Exercise task
Write each record again exactly as it stands.

Recorded information
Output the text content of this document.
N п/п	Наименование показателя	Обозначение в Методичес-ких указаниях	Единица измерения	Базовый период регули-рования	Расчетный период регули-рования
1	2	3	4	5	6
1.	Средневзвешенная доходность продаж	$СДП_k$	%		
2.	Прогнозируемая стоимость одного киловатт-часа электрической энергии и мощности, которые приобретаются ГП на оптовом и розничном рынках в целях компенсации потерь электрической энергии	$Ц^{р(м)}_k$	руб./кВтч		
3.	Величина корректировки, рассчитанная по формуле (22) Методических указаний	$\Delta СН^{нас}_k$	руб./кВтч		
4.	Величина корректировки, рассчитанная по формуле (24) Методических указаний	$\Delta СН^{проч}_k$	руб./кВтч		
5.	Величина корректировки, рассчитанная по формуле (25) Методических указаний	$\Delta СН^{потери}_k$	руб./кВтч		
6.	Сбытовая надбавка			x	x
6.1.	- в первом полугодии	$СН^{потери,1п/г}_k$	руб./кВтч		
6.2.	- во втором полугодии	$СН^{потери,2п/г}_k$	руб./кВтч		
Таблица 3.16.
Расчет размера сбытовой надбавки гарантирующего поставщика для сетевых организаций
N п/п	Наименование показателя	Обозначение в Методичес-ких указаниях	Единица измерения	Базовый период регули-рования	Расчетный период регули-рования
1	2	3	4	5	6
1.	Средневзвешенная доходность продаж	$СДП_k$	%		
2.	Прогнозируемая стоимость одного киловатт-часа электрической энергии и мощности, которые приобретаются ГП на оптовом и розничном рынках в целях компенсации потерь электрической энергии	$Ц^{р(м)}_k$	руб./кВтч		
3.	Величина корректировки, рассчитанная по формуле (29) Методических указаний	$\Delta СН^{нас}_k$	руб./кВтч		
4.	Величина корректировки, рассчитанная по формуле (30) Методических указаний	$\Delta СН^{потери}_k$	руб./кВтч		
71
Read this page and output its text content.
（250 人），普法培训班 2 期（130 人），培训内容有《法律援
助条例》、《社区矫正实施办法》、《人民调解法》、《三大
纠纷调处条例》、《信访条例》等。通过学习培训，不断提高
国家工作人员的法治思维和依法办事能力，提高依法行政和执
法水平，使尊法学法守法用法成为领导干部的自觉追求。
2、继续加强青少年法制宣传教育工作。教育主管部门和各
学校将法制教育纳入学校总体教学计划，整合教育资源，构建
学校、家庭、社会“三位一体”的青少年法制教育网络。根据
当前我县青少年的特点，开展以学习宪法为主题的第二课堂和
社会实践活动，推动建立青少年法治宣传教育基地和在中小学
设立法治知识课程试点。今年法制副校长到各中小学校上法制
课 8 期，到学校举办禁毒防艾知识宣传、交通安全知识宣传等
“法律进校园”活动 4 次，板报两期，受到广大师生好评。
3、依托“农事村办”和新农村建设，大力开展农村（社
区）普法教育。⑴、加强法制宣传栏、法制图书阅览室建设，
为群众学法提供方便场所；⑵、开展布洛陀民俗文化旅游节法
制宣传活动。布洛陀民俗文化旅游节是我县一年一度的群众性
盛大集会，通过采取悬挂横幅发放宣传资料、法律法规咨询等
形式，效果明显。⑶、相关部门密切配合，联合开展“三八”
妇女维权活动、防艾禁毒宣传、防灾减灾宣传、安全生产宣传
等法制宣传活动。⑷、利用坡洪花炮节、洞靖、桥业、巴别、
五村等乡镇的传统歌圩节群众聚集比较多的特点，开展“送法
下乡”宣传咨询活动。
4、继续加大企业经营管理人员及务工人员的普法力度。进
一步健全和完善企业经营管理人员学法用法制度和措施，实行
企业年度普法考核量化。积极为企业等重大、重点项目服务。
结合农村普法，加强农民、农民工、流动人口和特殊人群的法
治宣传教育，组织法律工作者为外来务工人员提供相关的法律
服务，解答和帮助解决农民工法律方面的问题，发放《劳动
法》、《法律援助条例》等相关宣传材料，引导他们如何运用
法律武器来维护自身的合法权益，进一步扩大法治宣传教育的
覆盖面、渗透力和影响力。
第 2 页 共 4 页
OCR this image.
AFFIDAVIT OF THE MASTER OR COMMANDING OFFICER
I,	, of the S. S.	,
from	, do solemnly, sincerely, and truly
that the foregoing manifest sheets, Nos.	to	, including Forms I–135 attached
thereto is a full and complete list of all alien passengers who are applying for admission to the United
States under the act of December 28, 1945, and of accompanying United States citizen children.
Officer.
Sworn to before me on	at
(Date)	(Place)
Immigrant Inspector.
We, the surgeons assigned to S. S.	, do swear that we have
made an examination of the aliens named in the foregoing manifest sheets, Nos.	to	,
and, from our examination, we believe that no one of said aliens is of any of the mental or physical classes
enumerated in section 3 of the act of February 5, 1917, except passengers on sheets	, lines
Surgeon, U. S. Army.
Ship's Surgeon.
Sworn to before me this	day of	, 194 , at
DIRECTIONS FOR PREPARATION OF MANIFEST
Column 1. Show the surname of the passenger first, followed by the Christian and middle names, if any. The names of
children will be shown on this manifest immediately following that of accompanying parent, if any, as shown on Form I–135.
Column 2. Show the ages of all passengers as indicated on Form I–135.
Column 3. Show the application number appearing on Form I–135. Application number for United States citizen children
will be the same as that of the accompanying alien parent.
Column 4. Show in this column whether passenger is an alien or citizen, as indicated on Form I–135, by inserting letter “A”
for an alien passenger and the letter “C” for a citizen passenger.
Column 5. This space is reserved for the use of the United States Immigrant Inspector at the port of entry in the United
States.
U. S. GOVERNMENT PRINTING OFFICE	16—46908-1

Answer for this exercise
Output the text content of this document.
N п/п	Наименование показателя	Обозначение в Методичес-ких указаниях	Единица измерения	Базовый период регули-рования	Расчетный период регули-рования
1	2	3	4	5	6
1.	Средневзвешенная доходность продаж	$СДП_k$	%		
2.	Прогнозируемая стоимость одного киловатт-часа электрической энергии и мощности, которые приобретаются ГП на оптовом и розничном рынках в целях компенсации потерь электрической энергии	$Ц^{р(м)}_k$	руб./кВтч		
3.	Величина корректировки, рассчитанная по формуле (22) Методических указаний	$\Delta СН^{нас}_k$	руб./кВтч		
4.	Величина корректировки, рассчитанная по формуле (24) Методических указаний	$\Delta СН^{проч}_k$	руб./кВтч		
5.	Величина корректировки, рассчитанная по формуле (25) Методических указаний	$\Delta СН^{потери}_k$	руб./кВтч		
6.	Сбытовая надбавка			x	x
6.1.	- в первом полугодии	$СН^{потери,1п/г}_k$	руб./кВтч		
6.2.	- во втором полугодии	$СН^{потери,2п/г}_k$	руб./кВтч		
Таблица 3.16.
Расчет размера сбытовой надбавки гарантирующего поставщика для сетевых организаций
N п/п	Наименование показателя	Обозначение в Методичес-ких указаниях	Единица измерения	Базовый период регули-рования	Расчетный период регули-рования
1	2	3	4	5	6
1.	Средневзвешенная доходность продаж	$СДП_k$	%		
2.	Прогнозируемая стоимость одного киловатт-часа электрической энергии и мощности, которые приобретаются ГП на оптовом и розничном рынках в целях компенсации потерь электрической энергии	$Ц^{р(м)}_k$	руб./кВтч		
3.	Величина корректировки, рассчитанная по формуле (29) Методических указаний	$\Delta СН^{нас}_k$	руб./кВтч		
4.	Величина корректировки, рассчитанная по формуле (30) Методических указаний	$\Delta СН^{потери}_k$	руб./кВтч		
71
Read this page and output its text content.
（250 人），普法培训班 2 期（130 人），培训内容有《法律援
助条例》、《社区矫正实施办法》、《人民调解法》、《三大
纠纷调处条例》、《信访条例》等。通过学习培训，不断提高
国家工作人员的法治思维和依法办事能力，提高依法行政和执
法水平，使尊法学法守法用法成为领导干部的自觉追求。
2、继续加强青少年法制宣传教育工作。教育主管部门和各
学校将法制教育纳入学校总体教学计划，整合教育资源，构建
学校、家庭、社会“三位一体”的青少年法制教育网络。根据
当前我县青少年的特点，开展以学习宪法为主题的第二课堂和
社会实践活动，推动建立青少年法治宣传教育基地和在中小学
设立法治知识课程试点。今年法制副校长到各中小学校上法制
课 8 期，到学校举办禁毒防艾知识宣传、交通安全知识宣传等
“法律进校园”活动 4 次，板报两期，受到广大师生好评。
3、依托“农事村办”和新农村建设，大力开展农村（社
区）普法教育。⑴、加强法制宣传栏、法制图书阅览室建设，
为群众学法提供方便场所；⑵、开展布洛陀民俗文化旅游节法
制宣传活动。布洛陀民俗文化旅游节是我县一年一度的群众性
盛大集会，通过采取悬挂横幅发放宣传资料、法律法规咨询等
形式，效果明显。⑶、相关部门密切配合，联合开展“三八”
妇女维权活动、防艾禁毒宣传、防灾减灾宣传、安全生产宣传
等法制宣传活动。⑷、利用坡洪花炮节、洞靖、桥业、巴别、
五村等乡镇的传统歌圩节群众聚集比较多的特点，开展“送法
下乡”宣传咨询活动。
4、继续加大企业经营管理人员及务工人员的普法力度。进
一步健全和完善企业经营管理人员学法用法制度和措施，实行
企业年度普法考核量化。积极为企业等重大、重点项目服务。
结合农村普法，加强农民、农民工、流动人口和特殊人群的法
治宣传教育，组织法律工作者为外来务工人员提供相关的法律
服务，解答和帮助解决农民工法律方面的问题，发放《劳动
法》、《法律援助条例》等相关宣传材料，引导他们如何运用
法律武器来维护自身的合法权益，进一步扩大法治宣传教育的
覆盖面、渗透力和影响力。
第 2 页 共 4 页
OCR this image.
AFFIDAVIT OF THE MASTER OR COMMANDING OFFICER
I,	, of the S. S.	,
from	, do solemnly, sincerely, and truly
that the foregoing manifest sheets, Nos.	to	, including Forms I–135 attached
thereto is a full and complete list of all alien passengers who are applying for admission to the United
States under the act of December 28, 1945, and of accompanying United States citizen children.
Officer.
Sworn to before me on	at
(Date)	(Place)
Immigrant Inspector.
We, the surgeons assigned to S. S.	, do swear that we have
made an examination of the aliens named in the foregoing manifest sheets, Nos.	to	,
and, from our examination, we believe that no one of said aliens is of any of the mental or physical classes
enumerated in section 3 of the act of February 5, 1917, except passengers on sheets	, lines
Surgeon, U. S. Army.
Ship's Surgeon.
Sworn to before me this	day of	, 194 , at
DIRECTIONS FOR PREPARATION OF MANIFEST
Column 1. Show the surname of the passenger first, followed by the Christian and middle names, if any. The names of
children will be shown on this manifest immediately following that of accompanying parent, if any, as shown on Form I–135.
Column 2. Show the ages of all passengers as indicated on Form I–135.
Column 3. Show the application number appearing on Form I–135. Application number for United States citizen children
will be the same as that of the accompanying alien parent.
Column 4. Show in this column whether passenger is an alien or citizen, as indicated on Form I–135, by inserting letter “A”
for an alien passenger and the letter “C” for a citizen passenger.
Column 5. This space is reserved for the use of the United States Immigrant Inspector at the port of entry in the United
States.
U. S. GOVERNMENT PRINTING OFFICE	16—46908-1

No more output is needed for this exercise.